AIM — Return all entries word for word, but drop any images.

Entries from a visual dataset
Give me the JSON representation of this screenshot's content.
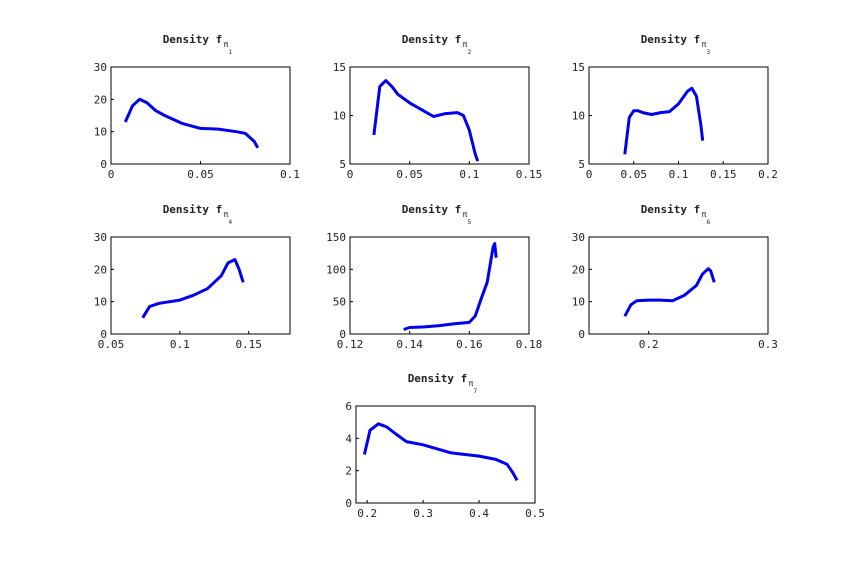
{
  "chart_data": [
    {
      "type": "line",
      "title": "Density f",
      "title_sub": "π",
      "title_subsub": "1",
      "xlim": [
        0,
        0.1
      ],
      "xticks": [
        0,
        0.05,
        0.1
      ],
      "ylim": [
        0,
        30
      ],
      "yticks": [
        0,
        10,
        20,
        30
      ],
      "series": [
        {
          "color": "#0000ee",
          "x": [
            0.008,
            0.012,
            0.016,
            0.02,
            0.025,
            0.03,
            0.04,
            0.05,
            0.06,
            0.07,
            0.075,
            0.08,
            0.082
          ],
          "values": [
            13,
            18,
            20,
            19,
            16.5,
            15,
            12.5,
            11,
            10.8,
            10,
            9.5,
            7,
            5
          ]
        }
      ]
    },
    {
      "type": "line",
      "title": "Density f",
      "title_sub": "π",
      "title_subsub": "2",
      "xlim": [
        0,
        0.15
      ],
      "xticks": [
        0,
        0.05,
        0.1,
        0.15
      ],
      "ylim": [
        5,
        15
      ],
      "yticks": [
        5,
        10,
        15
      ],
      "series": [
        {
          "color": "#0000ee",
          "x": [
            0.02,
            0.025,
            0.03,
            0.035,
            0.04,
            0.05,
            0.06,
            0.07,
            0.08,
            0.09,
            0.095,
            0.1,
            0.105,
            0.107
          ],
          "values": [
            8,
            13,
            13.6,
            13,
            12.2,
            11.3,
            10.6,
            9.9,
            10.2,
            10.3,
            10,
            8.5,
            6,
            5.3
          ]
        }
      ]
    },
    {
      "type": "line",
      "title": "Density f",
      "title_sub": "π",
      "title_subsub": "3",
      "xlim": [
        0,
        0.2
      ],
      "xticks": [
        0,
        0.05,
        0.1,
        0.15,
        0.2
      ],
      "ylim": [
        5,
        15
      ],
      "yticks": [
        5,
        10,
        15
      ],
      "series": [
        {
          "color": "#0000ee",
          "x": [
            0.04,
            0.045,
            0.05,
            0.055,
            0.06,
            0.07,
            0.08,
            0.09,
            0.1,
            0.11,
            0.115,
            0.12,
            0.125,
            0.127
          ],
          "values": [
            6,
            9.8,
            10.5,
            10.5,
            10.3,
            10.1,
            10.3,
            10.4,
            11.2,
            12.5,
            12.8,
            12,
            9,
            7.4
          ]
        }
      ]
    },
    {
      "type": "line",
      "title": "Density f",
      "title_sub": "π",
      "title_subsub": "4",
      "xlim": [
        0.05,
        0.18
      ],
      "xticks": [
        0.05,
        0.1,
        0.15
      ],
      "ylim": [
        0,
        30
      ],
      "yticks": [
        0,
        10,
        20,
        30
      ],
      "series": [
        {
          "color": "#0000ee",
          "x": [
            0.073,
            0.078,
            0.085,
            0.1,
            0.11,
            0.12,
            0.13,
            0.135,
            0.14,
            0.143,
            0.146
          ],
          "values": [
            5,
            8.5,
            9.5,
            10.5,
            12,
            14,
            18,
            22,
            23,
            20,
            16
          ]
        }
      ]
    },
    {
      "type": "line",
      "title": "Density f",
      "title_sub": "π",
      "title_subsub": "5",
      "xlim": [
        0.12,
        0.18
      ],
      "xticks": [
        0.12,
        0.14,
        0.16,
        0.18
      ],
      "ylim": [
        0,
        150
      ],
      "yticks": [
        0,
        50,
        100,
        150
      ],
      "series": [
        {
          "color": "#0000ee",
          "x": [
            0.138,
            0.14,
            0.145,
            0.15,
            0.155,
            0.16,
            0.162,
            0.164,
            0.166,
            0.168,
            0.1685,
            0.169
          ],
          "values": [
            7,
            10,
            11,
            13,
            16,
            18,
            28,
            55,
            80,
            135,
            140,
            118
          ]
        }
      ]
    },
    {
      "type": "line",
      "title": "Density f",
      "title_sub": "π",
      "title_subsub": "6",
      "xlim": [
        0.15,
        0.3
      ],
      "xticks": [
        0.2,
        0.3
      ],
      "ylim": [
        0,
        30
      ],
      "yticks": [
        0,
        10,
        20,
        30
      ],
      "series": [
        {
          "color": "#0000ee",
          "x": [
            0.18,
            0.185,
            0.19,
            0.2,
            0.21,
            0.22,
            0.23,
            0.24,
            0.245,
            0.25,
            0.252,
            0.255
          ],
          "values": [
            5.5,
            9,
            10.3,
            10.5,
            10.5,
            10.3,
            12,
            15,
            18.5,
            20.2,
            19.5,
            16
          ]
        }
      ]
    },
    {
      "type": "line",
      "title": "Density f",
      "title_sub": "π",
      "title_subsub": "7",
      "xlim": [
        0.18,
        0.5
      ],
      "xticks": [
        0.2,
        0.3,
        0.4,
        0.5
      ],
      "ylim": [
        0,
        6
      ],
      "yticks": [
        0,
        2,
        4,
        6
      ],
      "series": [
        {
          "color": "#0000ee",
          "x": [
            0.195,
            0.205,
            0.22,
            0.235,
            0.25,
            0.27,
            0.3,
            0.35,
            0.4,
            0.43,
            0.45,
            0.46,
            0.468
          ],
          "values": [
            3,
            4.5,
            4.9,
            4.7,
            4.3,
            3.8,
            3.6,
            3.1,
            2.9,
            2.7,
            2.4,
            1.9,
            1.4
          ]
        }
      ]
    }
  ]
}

CORRECT OUTPUT —
Give me the JSON representation of this screenshot's content.
{
  "chart_data": [
    {
      "type": "line",
      "title": "Density f",
      "title_sub": "π",
      "title_subsub": "1",
      "xlim": [
        0,
        0.1
      ],
      "xticks": [
        0,
        0.05,
        0.1
      ],
      "ylim": [
        0,
        30
      ],
      "yticks": [
        0,
        10,
        20,
        30
      ],
      "series": [
        {
          "color": "#0000ee",
          "x": [
            0.008,
            0.012,
            0.016,
            0.02,
            0.025,
            0.03,
            0.04,
            0.05,
            0.06,
            0.07,
            0.075,
            0.08,
            0.082
          ],
          "values": [
            13,
            18,
            20,
            19,
            16.5,
            15,
            12.5,
            11,
            10.8,
            10,
            9.5,
            7,
            5
          ]
        }
      ]
    },
    {
      "type": "line",
      "title": "Density f",
      "title_sub": "π",
      "title_subsub": "2",
      "xlim": [
        0,
        0.15
      ],
      "xticks": [
        0,
        0.05,
        0.1,
        0.15
      ],
      "ylim": [
        5,
        15
      ],
      "yticks": [
        5,
        10,
        15
      ],
      "series": [
        {
          "color": "#0000ee",
          "x": [
            0.02,
            0.025,
            0.03,
            0.035,
            0.04,
            0.05,
            0.06,
            0.07,
            0.08,
            0.09,
            0.095,
            0.1,
            0.105,
            0.107
          ],
          "values": [
            8,
            13,
            13.6,
            13,
            12.2,
            11.3,
            10.6,
            9.9,
            10.2,
            10.3,
            10,
            8.5,
            6,
            5.3
          ]
        }
      ]
    },
    {
      "type": "line",
      "title": "Density f",
      "title_sub": "π",
      "title_subsub": "3",
      "xlim": [
        0,
        0.2
      ],
      "xticks": [
        0,
        0.05,
        0.1,
        0.15,
        0.2
      ],
      "ylim": [
        5,
        15
      ],
      "yticks": [
        5,
        10,
        15
      ],
      "series": [
        {
          "color": "#0000ee",
          "x": [
            0.04,
            0.045,
            0.05,
            0.055,
            0.06,
            0.07,
            0.08,
            0.09,
            0.1,
            0.11,
            0.115,
            0.12,
            0.125,
            0.127
          ],
          "values": [
            6,
            9.8,
            10.5,
            10.5,
            10.3,
            10.1,
            10.3,
            10.4,
            11.2,
            12.5,
            12.8,
            12,
            9,
            7.4
          ]
        }
      ]
    },
    {
      "type": "line",
      "title": "Density f",
      "title_sub": "π",
      "title_subsub": "4",
      "xlim": [
        0.05,
        0.18
      ],
      "xticks": [
        0.05,
        0.1,
        0.15
      ],
      "ylim": [
        0,
        30
      ],
      "yticks": [
        0,
        10,
        20,
        30
      ],
      "series": [
        {
          "color": "#0000ee",
          "x": [
            0.073,
            0.078,
            0.085,
            0.1,
            0.11,
            0.12,
            0.13,
            0.135,
            0.14,
            0.143,
            0.146
          ],
          "values": [
            5,
            8.5,
            9.5,
            10.5,
            12,
            14,
            18,
            22,
            23,
            20,
            16
          ]
        }
      ]
    },
    {
      "type": "line",
      "title": "Density f",
      "title_sub": "π",
      "title_subsub": "5",
      "xlim": [
        0.12,
        0.18
      ],
      "xticks": [
        0.12,
        0.14,
        0.16,
        0.18
      ],
      "ylim": [
        0,
        150
      ],
      "yticks": [
        0,
        50,
        100,
        150
      ],
      "series": [
        {
          "color": "#0000ee",
          "x": [
            0.138,
            0.14,
            0.145,
            0.15,
            0.155,
            0.16,
            0.162,
            0.164,
            0.166,
            0.168,
            0.1685,
            0.169
          ],
          "values": [
            7,
            10,
            11,
            13,
            16,
            18,
            28,
            55,
            80,
            135,
            140,
            118
          ]
        }
      ]
    },
    {
      "type": "line",
      "title": "Density f",
      "title_sub": "π",
      "title_subsub": "6",
      "xlim": [
        0.15,
        0.3
      ],
      "xticks": [
        0.2,
        0.3
      ],
      "ylim": [
        0,
        30
      ],
      "yticks": [
        0,
        10,
        20,
        30
      ],
      "series": [
        {
          "color": "#0000ee",
          "x": [
            0.18,
            0.185,
            0.19,
            0.2,
            0.21,
            0.22,
            0.23,
            0.24,
            0.245,
            0.25,
            0.252,
            0.255
          ],
          "values": [
            5.5,
            9,
            10.3,
            10.5,
            10.5,
            10.3,
            12,
            15,
            18.5,
            20.2,
            19.5,
            16
          ]
        }
      ]
    },
    {
      "type": "line",
      "title": "Density f",
      "title_sub": "π",
      "title_subsub": "7",
      "xlim": [
        0.18,
        0.5
      ],
      "xticks": [
        0.2,
        0.3,
        0.4,
        0.5
      ],
      "ylim": [
        0,
        6
      ],
      "yticks": [
        0,
        2,
        4,
        6
      ],
      "series": [
        {
          "color": "#0000ee",
          "x": [
            0.195,
            0.205,
            0.22,
            0.235,
            0.25,
            0.27,
            0.3,
            0.35,
            0.4,
            0.43,
            0.45,
            0.46,
            0.468
          ],
          "values": [
            3,
            4.5,
            4.9,
            4.7,
            4.3,
            3.8,
            3.6,
            3.1,
            2.9,
            2.7,
            2.4,
            1.9,
            1.4
          ]
        }
      ]
    }
  ]
}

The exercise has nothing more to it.